__AIM__:
Write out the listing below again, precisely as it is given.
# START OF EXTRACTED INFORMATION
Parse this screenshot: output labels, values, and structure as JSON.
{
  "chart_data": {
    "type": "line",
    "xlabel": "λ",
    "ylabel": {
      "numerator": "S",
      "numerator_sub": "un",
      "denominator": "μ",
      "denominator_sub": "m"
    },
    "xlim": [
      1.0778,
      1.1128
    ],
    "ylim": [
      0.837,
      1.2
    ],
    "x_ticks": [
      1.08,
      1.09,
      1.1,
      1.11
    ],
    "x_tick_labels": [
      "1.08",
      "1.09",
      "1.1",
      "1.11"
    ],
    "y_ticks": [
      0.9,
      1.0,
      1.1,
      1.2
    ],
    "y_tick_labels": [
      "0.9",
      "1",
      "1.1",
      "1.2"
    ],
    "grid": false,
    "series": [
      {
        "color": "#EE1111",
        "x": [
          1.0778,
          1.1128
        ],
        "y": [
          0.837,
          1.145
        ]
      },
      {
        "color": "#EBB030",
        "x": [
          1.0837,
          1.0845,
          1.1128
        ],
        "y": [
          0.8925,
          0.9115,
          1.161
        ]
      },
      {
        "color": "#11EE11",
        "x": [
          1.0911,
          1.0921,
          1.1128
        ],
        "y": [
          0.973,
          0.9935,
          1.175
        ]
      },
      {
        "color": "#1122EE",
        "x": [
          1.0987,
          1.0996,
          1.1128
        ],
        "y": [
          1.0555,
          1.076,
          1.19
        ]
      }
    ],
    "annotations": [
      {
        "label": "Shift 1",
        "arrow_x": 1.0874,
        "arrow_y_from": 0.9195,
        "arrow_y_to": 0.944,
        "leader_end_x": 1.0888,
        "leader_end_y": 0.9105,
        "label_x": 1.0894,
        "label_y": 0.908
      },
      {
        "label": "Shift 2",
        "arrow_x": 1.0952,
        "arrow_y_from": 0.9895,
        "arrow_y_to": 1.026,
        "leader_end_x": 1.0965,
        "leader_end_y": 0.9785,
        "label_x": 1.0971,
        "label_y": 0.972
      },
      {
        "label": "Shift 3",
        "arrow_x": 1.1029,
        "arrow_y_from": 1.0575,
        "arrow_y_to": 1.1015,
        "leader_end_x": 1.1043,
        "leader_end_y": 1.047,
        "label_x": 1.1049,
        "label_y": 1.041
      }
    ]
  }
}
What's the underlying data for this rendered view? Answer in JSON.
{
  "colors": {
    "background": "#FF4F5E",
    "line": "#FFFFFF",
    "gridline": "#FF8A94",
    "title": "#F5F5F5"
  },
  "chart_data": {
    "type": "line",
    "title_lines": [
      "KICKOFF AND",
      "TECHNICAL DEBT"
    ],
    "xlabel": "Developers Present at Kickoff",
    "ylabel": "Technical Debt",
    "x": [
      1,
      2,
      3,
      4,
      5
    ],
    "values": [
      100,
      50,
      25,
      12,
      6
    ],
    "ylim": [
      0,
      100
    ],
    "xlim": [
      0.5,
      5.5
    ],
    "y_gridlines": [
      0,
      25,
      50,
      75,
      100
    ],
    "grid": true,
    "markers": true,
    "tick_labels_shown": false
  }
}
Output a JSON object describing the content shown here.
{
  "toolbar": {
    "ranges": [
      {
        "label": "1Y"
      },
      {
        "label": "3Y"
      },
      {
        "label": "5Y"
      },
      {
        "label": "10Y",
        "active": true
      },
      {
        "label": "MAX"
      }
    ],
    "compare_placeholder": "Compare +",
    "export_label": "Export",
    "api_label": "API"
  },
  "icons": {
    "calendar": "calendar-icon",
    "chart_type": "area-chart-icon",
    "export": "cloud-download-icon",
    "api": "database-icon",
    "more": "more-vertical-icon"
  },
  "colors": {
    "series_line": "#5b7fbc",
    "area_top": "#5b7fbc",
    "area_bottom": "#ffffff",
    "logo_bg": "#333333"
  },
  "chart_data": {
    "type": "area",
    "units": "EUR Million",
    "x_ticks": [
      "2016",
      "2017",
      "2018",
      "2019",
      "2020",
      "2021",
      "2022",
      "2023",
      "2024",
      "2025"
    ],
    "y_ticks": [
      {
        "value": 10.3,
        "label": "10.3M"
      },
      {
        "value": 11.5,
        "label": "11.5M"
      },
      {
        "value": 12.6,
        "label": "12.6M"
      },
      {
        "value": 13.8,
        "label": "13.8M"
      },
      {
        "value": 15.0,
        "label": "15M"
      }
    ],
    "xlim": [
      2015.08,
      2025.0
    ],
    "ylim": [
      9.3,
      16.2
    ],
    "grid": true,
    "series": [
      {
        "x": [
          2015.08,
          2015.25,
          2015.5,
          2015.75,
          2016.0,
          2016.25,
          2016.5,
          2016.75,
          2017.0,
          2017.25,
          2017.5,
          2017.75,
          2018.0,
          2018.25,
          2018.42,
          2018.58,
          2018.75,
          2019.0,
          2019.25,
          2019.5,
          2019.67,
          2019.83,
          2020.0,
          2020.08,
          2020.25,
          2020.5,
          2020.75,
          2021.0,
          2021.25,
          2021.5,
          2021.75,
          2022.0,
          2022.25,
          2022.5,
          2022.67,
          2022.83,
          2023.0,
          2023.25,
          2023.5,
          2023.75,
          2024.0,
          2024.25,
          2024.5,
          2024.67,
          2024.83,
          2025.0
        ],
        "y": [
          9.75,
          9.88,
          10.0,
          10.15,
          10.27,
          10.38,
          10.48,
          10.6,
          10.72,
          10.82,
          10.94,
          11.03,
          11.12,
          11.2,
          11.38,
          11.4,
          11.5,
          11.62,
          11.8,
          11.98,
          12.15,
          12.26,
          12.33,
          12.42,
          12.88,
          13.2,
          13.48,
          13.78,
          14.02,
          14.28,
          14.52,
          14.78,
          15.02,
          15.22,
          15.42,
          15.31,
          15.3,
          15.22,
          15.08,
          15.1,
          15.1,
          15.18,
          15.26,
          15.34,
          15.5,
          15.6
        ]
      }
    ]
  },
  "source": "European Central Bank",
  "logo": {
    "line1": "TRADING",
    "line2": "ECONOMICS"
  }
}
# END OF EXTRACTED INFORMATION
__CORRECT OUTPUT__:
Parse this screenshot: output labels, values, and structure as JSON.
{
  "chart_data": {
    "type": "line",
    "xlabel": "λ",
    "ylabel": {
      "numerator": "S",
      "numerator_sub": "un",
      "denominator": "μ",
      "denominator_sub": "m"
    },
    "xlim": [
      1.0778,
      1.1128
    ],
    "ylim": [
      0.837,
      1.2
    ],
    "x_ticks": [
      1.08,
      1.09,
      1.1,
      1.11
    ],
    "x_tick_labels": [
      "1.08",
      "1.09",
      "1.1",
      "1.11"
    ],
    "y_ticks": [
      0.9,
      1.0,
      1.1,
      1.2
    ],
    "y_tick_labels": [
      "0.9",
      "1",
      "1.1",
      "1.2"
    ],
    "grid": false,
    "series": [
      {
        "color": "#EE1111",
        "x": [
          1.0778,
          1.1128
        ],
        "y": [
          0.837,
          1.145
        ]
      },
      {
        "color": "#EBB030",
        "x": [
          1.0837,
          1.0845,
          1.1128
        ],
        "y": [
          0.8925,
          0.9115,
          1.161
        ]
      },
      {
        "color": "#11EE11",
        "x": [
          1.0911,
          1.0921,
          1.1128
        ],
        "y": [
          0.973,
          0.9935,
          1.175
        ]
      },
      {
        "color": "#1122EE",
        "x": [
          1.0987,
          1.0996,
          1.1128
        ],
        "y": [
          1.0555,
          1.076,
          1.19
        ]
      }
    ],
    "annotations": [
      {
        "label": "Shift 1",
        "arrow_x": 1.0874,
        "arrow_y_from": 0.9195,
        "arrow_y_to": 0.944,
        "leader_end_x": 1.0888,
        "leader_end_y": 0.9105,
        "label_x": 1.0894,
        "label_y": 0.908
      },
      {
        "label": "Shift 2",
        "arrow_x": 1.0952,
        "arrow_y_from": 0.9895,
        "arrow_y_to": 1.026,
        "leader_end_x": 1.0965,
        "leader_end_y": 0.9785,
        "label_x": 1.0971,
        "label_y": 0.972
      },
      {
        "label": "Shift 3",
        "arrow_x": 1.1029,
        "arrow_y_from": 1.0575,
        "arrow_y_to": 1.1015,
        "leader_end_x": 1.1043,
        "leader_end_y": 1.047,
        "label_x": 1.1049,
        "label_y": 1.041
      }
    ]
  }
}
What's the underlying data for this rendered view? Answer in JSON.
{
  "colors": {
    "background": "#FF4F5E",
    "line": "#FFFFFF",
    "gridline": "#FF8A94",
    "title": "#F5F5F5"
  },
  "chart_data": {
    "type": "line",
    "title_lines": [
      "KICKOFF AND",
      "TECHNICAL DEBT"
    ],
    "xlabel": "Developers Present at Kickoff",
    "ylabel": "Technical Debt",
    "x": [
      1,
      2,
      3,
      4,
      5
    ],
    "values": [
      100,
      50,
      25,
      12,
      6
    ],
    "ylim": [
      0,
      100
    ],
    "xlim": [
      0.5,
      5.5
    ],
    "y_gridlines": [
      0,
      25,
      50,
      75,
      100
    ],
    "grid": true,
    "markers": true,
    "tick_labels_shown": false
  }
}
Output a JSON object describing the content shown here.
{
  "toolbar": {
    "ranges": [
      {
        "label": "1Y"
      },
      {
        "label": "3Y"
      },
      {
        "label": "5Y"
      },
      {
        "label": "10Y",
        "active": true
      },
      {
        "label": "MAX"
      }
    ],
    "compare_placeholder": "Compare +",
    "export_label": "Export",
    "api_label": "API"
  },
  "icons": {
    "calendar": "calendar-icon",
    "chart_type": "area-chart-icon",
    "export": "cloud-download-icon",
    "api": "database-icon",
    "more": "more-vertical-icon"
  },
  "colors": {
    "series_line": "#5b7fbc",
    "area_top": "#5b7fbc",
    "area_bottom": "#ffffff",
    "logo_bg": "#333333"
  },
  "chart_data": {
    "type": "area",
    "units": "EUR Million",
    "x_ticks": [
      "2016",
      "2017",
      "2018",
      "2019",
      "2020",
      "2021",
      "2022",
      "2023",
      "2024",
      "2025"
    ],
    "y_ticks": [
      {
        "value": 10.3,
        "label": "10.3M"
      },
      {
        "value": 11.5,
        "label": "11.5M"
      },
      {
        "value": 12.6,
        "label": "12.6M"
      },
      {
        "value": 13.8,
        "label": "13.8M"
      },
      {
        "value": 15.0,
        "label": "15M"
      }
    ],
    "xlim": [
      2015.08,
      2025.0
    ],
    "ylim": [
      9.3,
      16.2
    ],
    "grid": true,
    "series": [
      {
        "x": [
          2015.08,
          2015.25,
          2015.5,
          2015.75,
          2016.0,
          2016.25,
          2016.5,
          2016.75,
          2017.0,
          2017.25,
          2017.5,
          2017.75,
          2018.0,
          2018.25,
          2018.42,
          2018.58,
          2018.75,
          2019.0,
          2019.25,
          2019.5,
          2019.67,
          2019.83,
          2020.0,
          2020.08,
          2020.25,
          2020.5,
          2020.75,
          2021.0,
          2021.25,
          2021.5,
          2021.75,
          2022.0,
          2022.25,
          2022.5,
          2022.67,
          2022.83,
          2023.0,
          2023.25,
          2023.5,
          2023.75,
          2024.0,
          2024.25,
          2024.5,
          2024.67,
          2024.83,
          2025.0
        ],
        "y": [
          9.75,
          9.88,
          10.0,
          10.15,
          10.27,
          10.38,
          10.48,
          10.6,
          10.72,
          10.82,
          10.94,
          11.03,
          11.12,
          11.2,
          11.38,
          11.4,
          11.5,
          11.62,
          11.8,
          11.98,
          12.15,
          12.26,
          12.33,
          12.42,
          12.88,
          13.2,
          13.48,
          13.78,
          14.02,
          14.28,
          14.52,
          14.78,
          15.02,
          15.22,
          15.42,
          15.31,
          15.3,
          15.22,
          15.08,
          15.1,
          15.1,
          15.18,
          15.26,
          15.34,
          15.5,
          15.6
        ]
      }
    ]
  },
  "source": "European Central Bank",
  "logo": {
    "line1": "TRADING",
    "line2": "ECONOMICS"
  }
}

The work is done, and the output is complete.